Stored entries:
********
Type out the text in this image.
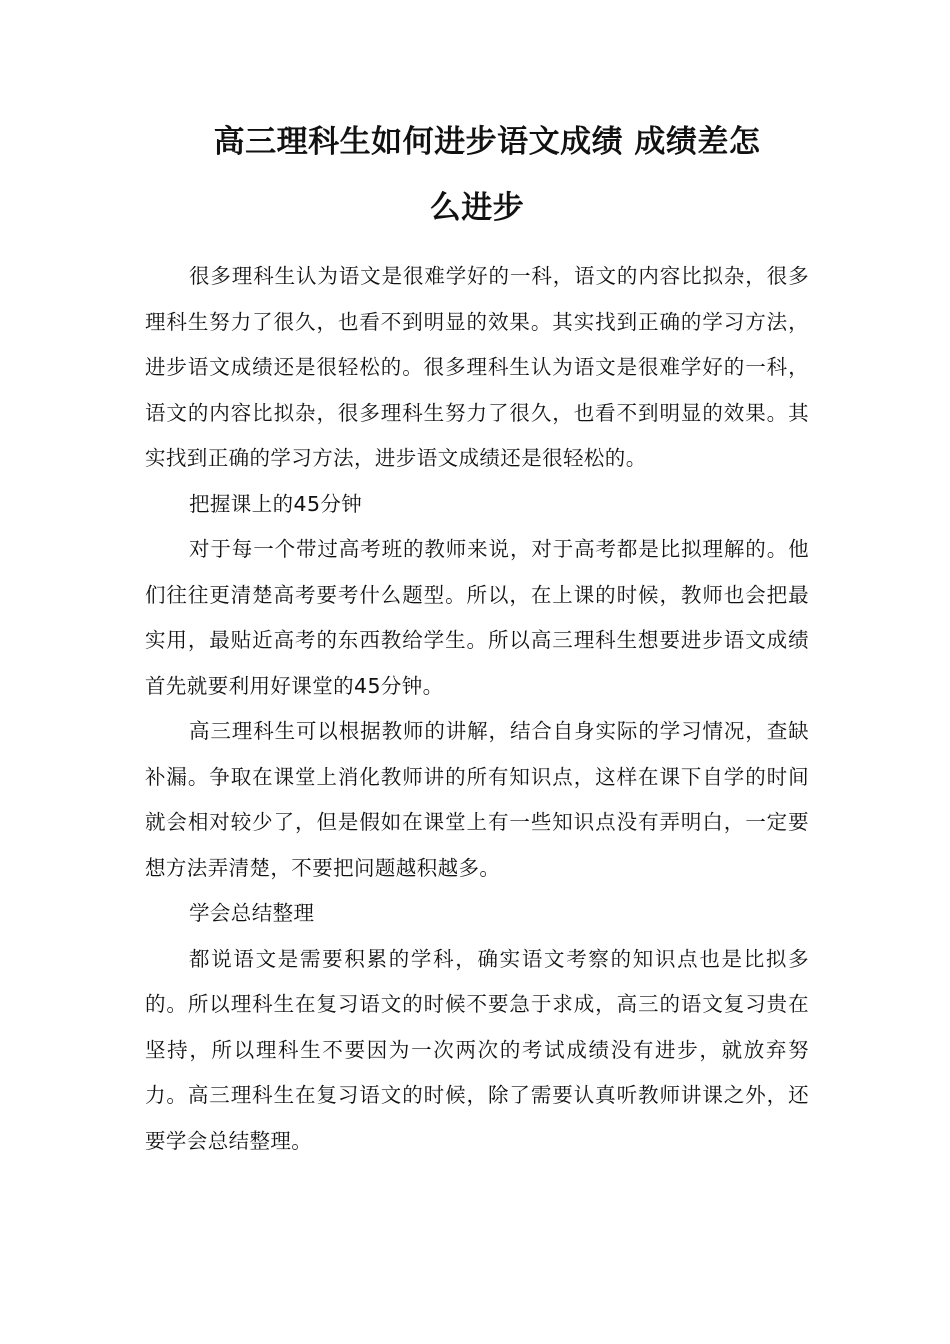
高三理科生如何进步语文成绩 成绩差怎
么进步

很多理科生认为语文是很难学好的一科，语文的内容比拟杂，很多理科生努力了很久，也看不到明显的效果。其实找到正确的学习方法，进步语文成绩还是很轻松的。很多理科生认为语文是很难学好的一科，语文的内容比拟杂，很多理科生努力了很久，也看不到明显的效果。其实找到正确的学习方法，进步语文成绩还是很轻松的。

把握课上的45分钟

对于每一个带过高考班的教师来说，对于高考都是比拟理解的。他们往往更清楚高考要考什么题型。所以，在上课的时候，教师也会把最实用，最贴近高考的东西教给学生。所以高三理科生想要进步语文成绩首先就要利用好课堂的45分钟。

高三理科生可以根据教师的讲解，结合自身实际的学习情况，查缺补漏。争取在课堂上消化教师讲的所有知识点，这样在课下自学的时间就会相对较少了，但是假如在课堂上有一些知识点没有弄明白，一定要想方法弄清楚，不要把问题越积越多。

学会总结整理

都说语文是需要积累的学科，确实语文考察的知识点也是比拟多的。所以理科生在复习语文的时候不要急于求成，高三的语文复习贵在坚持，所以理科生不要因为一次两次的考试成绩没有进步，就放弃努力。高三理科生在复习语文的时候，除了需要认真听教师讲课之外，还要学会总结整理。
********
Problem description —
Each record above should come back exactly the same, only without its pictures.

Problem solution —
Type out the text in this image.
高三理科生如何进步语文成绩 成绩差怎
么进步

很多理科生认为语文是很难学好的一科，语文的内容比拟杂，很多理科生努力了很久，也看不到明显的效果。其实找到正确的学习方法，进步语文成绩还是很轻松的。很多理科生认为语文是很难学好的一科，语文的内容比拟杂，很多理科生努力了很久，也看不到明显的效果。其实找到正确的学习方法，进步语文成绩还是很轻松的。

把握课上的45分钟

对于每一个带过高考班的教师来说，对于高考都是比拟理解的。他们往往更清楚高考要考什么题型。所以，在上课的时候，教师也会把最实用，最贴近高考的东西教给学生。所以高三理科生想要进步语文成绩首先就要利用好课堂的45分钟。

高三理科生可以根据教师的讲解，结合自身实际的学习情况，查缺补漏。争取在课堂上消化教师讲的所有知识点，这样在课下自学的时间就会相对较少了，但是假如在课堂上有一些知识点没有弄明白，一定要想方法弄清楚，不要把问题越积越多。

学会总结整理

都说语文是需要积累的学科，确实语文考察的知识点也是比拟多的。所以理科生在复习语文的时候不要急于求成，高三的语文复习贵在坚持，所以理科生不要因为一次两次的考试成绩没有进步，就放弃努力。高三理科生在复习语文的时候，除了需要认真听教师讲课之外，还要学会总结整理。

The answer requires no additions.